━━━━━ RECORDS SHOWN ━━━━━
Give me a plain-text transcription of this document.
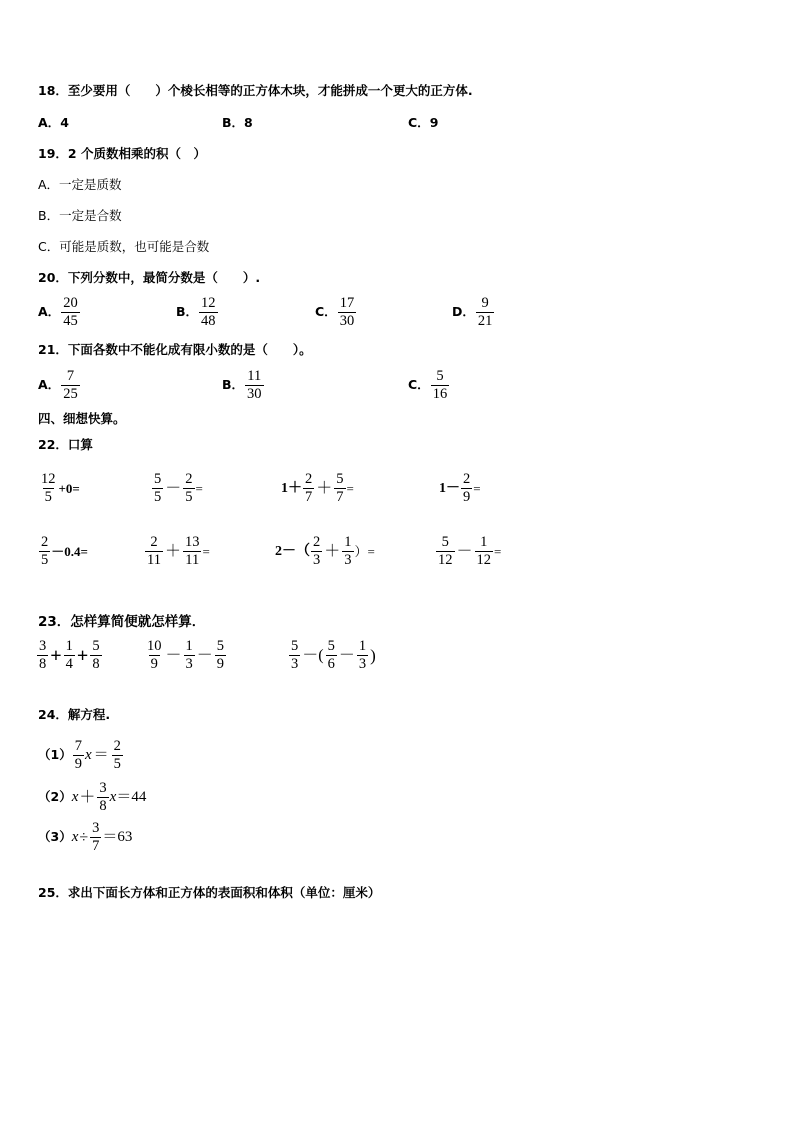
18．至少要用（　　）个棱长相等的正方体木块，才能拼成一个更大的正方体.
A．4	B．8	C．9
19．2 个质数相乘的积（　）
A．一定是质数
B．一定是合数
C．可能是质数，也可能是合数
20．下列分数中，最简分数是（　　）.
A． $\frac{20}{45}$	B． $\frac{12}{48}$	C． $\frac{17}{30}$	D． $\frac{9}{21}$
21．下面各数中不能化成有限小数的是（　　）。
A． $\frac{7}{25}$	B． $\frac{11}{30}$	C． $\frac{5}{16}$
四、细想快算。
22．口算
$\frac{12}{5} +0=$	$\frac{5}{5} - \frac{2}{5}$ =	$1+ \frac{2}{7} + \frac{5}{7}$ =	$1- \frac{2}{9}$ =
$\frac{2}{5} -0.4=$	$\frac{2}{11} + \frac{13}{11}$ =	$2-( \frac{2}{3} + \frac{1}{3}$ ）=	$\frac{5}{12} - \frac{1}{12}$ =
23．怎样算简便就怎样算．
$\frac{3}{8} + \frac{1}{4} + \frac{5}{8}$	$\frac{10}{9} - \frac{1}{3} - \frac{5}{9}$	$\frac{5}{3}$ －( $\frac{5}{6} - \frac{1}{3}$ )
24．解方程.
$(1) \frac{7}{9}$ $x = \frac{2}{5}$
（2） $x + \frac{3}{8}$ x ＝44
（3） $x \div \frac{3}{7} =63$
25．求出下面长方体和正方体的表面积和体积（单位：厘米）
━━━━━
## REQUIREMENTS
Of the lines above, copy each that contains "frac".

## EXERCISE RESULT
A． $\frac{20}{45}$	B． $\frac{12}{48}$	C． $\frac{17}{30}$	D． $\frac{9}{21}$
A． $\frac{7}{25}$	B． $\frac{11}{30}$	C． $\frac{5}{16}$
$\frac{12}{5} +0=$	$\frac{5}{5} - \frac{2}{5}$ =	$1+ \frac{2}{7} + \frac{5}{7}$ =	$1- \frac{2}{9}$ =
$\frac{2}{5} -0.4=$	$\frac{2}{11} + \frac{13}{11}$ =	$2-( \frac{2}{3} + \frac{1}{3}$ ）=	$\frac{5}{12} - \frac{1}{12}$ =
$\frac{3}{8} + \frac{1}{4} + \frac{5}{8}$	$\frac{10}{9} - \frac{1}{3} - \frac{5}{9}$	$\frac{5}{3}$ －( $\frac{5}{6} - \frac{1}{3}$ )
$(1) \frac{7}{9}$ $x = \frac{2}{5}$
（2） $x + \frac{3}{8}$ x ＝44
（3） $x \div \frac{3}{7} =63$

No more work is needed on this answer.